(Stored entries)
---
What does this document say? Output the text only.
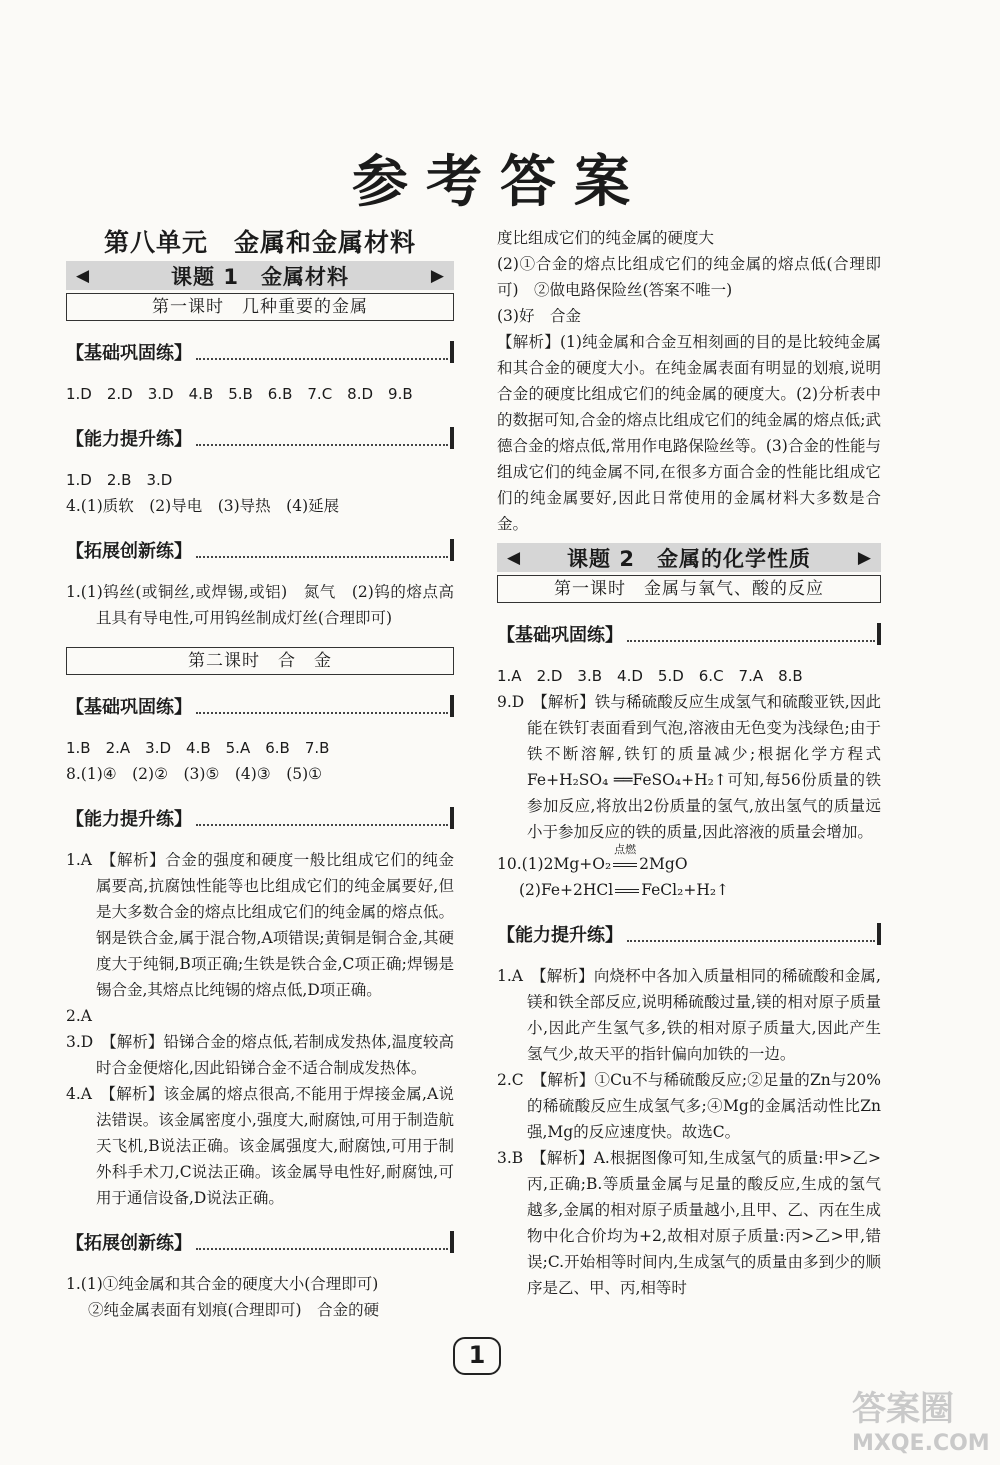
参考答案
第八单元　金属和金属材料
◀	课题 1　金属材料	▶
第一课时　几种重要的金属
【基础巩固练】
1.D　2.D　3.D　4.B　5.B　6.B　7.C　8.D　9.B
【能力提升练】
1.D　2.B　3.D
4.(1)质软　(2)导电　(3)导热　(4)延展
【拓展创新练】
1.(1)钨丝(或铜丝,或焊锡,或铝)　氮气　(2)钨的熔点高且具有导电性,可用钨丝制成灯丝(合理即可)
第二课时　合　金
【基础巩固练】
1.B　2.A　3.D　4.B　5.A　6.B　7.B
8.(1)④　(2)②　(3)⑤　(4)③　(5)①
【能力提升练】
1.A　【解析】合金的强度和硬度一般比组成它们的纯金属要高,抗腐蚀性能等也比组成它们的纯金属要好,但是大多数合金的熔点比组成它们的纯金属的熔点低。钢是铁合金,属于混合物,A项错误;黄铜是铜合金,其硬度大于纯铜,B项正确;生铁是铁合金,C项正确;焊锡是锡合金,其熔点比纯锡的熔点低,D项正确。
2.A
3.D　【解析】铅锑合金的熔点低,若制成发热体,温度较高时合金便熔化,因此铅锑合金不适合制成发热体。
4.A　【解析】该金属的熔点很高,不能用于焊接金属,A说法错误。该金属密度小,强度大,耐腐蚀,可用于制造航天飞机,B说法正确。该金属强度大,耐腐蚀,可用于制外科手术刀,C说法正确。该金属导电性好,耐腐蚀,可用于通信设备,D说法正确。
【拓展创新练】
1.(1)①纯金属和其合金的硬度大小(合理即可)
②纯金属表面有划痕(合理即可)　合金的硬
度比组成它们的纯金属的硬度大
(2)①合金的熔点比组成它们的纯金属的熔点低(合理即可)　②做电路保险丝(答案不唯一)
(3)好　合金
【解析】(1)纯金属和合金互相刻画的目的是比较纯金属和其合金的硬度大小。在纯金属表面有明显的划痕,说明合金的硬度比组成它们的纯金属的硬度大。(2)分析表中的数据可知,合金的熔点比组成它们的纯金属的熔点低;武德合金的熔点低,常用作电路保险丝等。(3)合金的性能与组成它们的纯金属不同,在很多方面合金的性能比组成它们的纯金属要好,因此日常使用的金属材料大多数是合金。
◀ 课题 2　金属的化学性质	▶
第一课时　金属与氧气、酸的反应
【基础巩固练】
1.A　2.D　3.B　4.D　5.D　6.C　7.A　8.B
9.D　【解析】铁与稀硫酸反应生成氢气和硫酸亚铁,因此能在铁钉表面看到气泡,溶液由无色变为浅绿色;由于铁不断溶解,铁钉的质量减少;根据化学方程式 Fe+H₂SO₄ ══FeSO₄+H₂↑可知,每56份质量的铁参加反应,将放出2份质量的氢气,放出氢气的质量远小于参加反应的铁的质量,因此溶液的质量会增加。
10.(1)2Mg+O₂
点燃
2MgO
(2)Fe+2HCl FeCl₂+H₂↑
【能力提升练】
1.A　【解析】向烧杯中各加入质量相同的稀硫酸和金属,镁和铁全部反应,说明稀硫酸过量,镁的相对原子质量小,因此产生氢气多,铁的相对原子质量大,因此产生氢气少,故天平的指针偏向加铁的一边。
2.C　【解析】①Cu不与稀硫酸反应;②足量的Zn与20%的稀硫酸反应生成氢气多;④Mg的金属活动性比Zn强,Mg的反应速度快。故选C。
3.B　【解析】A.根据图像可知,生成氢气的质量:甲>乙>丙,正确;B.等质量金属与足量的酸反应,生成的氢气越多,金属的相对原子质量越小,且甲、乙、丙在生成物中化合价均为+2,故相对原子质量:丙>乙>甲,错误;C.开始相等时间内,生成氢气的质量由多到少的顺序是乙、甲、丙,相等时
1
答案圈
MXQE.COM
---
TASK STATEMENT: Reproduce all of the material exactly, apart from the pictures.

REPLY:
What does this document say? Output the text only.
参考答案
第八单元　金属和金属材料
◀	课题 1　金属材料	▶
第一课时　几种重要的金属
【基础巩固练】
1.D　2.D　3.D　4.B　5.B　6.B　7.C　8.D　9.B
【能力提升练】
1.D　2.B　3.D
4.(1)质软　(2)导电　(3)导热　(4)延展
【拓展创新练】
1.(1)钨丝(或铜丝,或焊锡,或铝)　氮气　(2)钨的熔点高且具有导电性,可用钨丝制成灯丝(合理即可)
第二课时　合　金
【基础巩固练】
1.B　2.A　3.D　4.B　5.A　6.B　7.B
8.(1)④　(2)②　(3)⑤　(4)③　(5)①
【能力提升练】
1.A　【解析】合金的强度和硬度一般比组成它们的纯金属要高,抗腐蚀性能等也比组成它们的纯金属要好,但是大多数合金的熔点比组成它们的纯金属的熔点低。钢是铁合金,属于混合物,A项错误;黄铜是铜合金,其硬度大于纯铜,B项正确;生铁是铁合金,C项正确;焊锡是锡合金,其熔点比纯锡的熔点低,D项正确。
2.A
3.D　【解析】铅锑合金的熔点低,若制成发热体,温度较高时合金便熔化,因此铅锑合金不适合制成发热体。
4.A　【解析】该金属的熔点很高,不能用于焊接金属,A说法错误。该金属密度小,强度大,耐腐蚀,可用于制造航天飞机,B说法正确。该金属强度大,耐腐蚀,可用于制外科手术刀,C说法正确。该金属导电性好,耐腐蚀,可用于通信设备,D说法正确。
【拓展创新练】
1.(1)①纯金属和其合金的硬度大小(合理即可)
②纯金属表面有划痕(合理即可)　合金的硬
度比组成它们的纯金属的硬度大
(2)①合金的熔点比组成它们的纯金属的熔点低(合理即可)　②做电路保险丝(答案不唯一)
(3)好　合金
【解析】(1)纯金属和合金互相刻画的目的是比较纯金属和其合金的硬度大小。在纯金属表面有明显的划痕,说明合金的硬度比组成它们的纯金属的硬度大。(2)分析表中的数据可知,合金的熔点比组成它们的纯金属的熔点低;武德合金的熔点低,常用作电路保险丝等。(3)合金的性能与组成它们的纯金属不同,在很多方面合金的性能比组成它们的纯金属要好,因此日常使用的金属材料大多数是合金。
◀ 课题 2　金属的化学性质	▶
第一课时　金属与氧气、酸的反应
【基础巩固练】
1.A　2.D　3.B　4.D　5.D　6.C　7.A　8.B
9.D　【解析】铁与稀硫酸反应生成氢气和硫酸亚铁,因此能在铁钉表面看到气泡,溶液由无色变为浅绿色;由于铁不断溶解,铁钉的质量减少;根据化学方程式 Fe+H₂SO₄ ══FeSO₄+H₂↑可知,每56份质量的铁参加反应,将放出2份质量的氢气,放出氢气的质量远小于参加反应的铁的质量,因此溶液的质量会增加。
10.(1)2Mg+O₂
点燃
2MgO
(2)Fe+2HCl FeCl₂+H₂↑
【能力提升练】
1.A　【解析】向烧杯中各加入质量相同的稀硫酸和金属,镁和铁全部反应,说明稀硫酸过量,镁的相对原子质量小,因此产生氢气多,铁的相对原子质量大,因此产生氢气少,故天平的指针偏向加铁的一边。
2.C　【解析】①Cu不与稀硫酸反应;②足量的Zn与20%的稀硫酸反应生成氢气多;④Mg的金属活动性比Zn强,Mg的反应速度快。故选C。
3.B　【解析】A.根据图像可知,生成氢气的质量:甲>乙>丙,正确;B.等质量金属与足量的酸反应,生成的氢气越多,金属的相对原子质量越小,且甲、乙、丙在生成物中化合价均为+2,故相对原子质量:丙>乙>甲,错误;C.开始相等时间内,生成氢气的质量由多到少的顺序是乙、甲、丙,相等时
1
答案圈
MXQE.COM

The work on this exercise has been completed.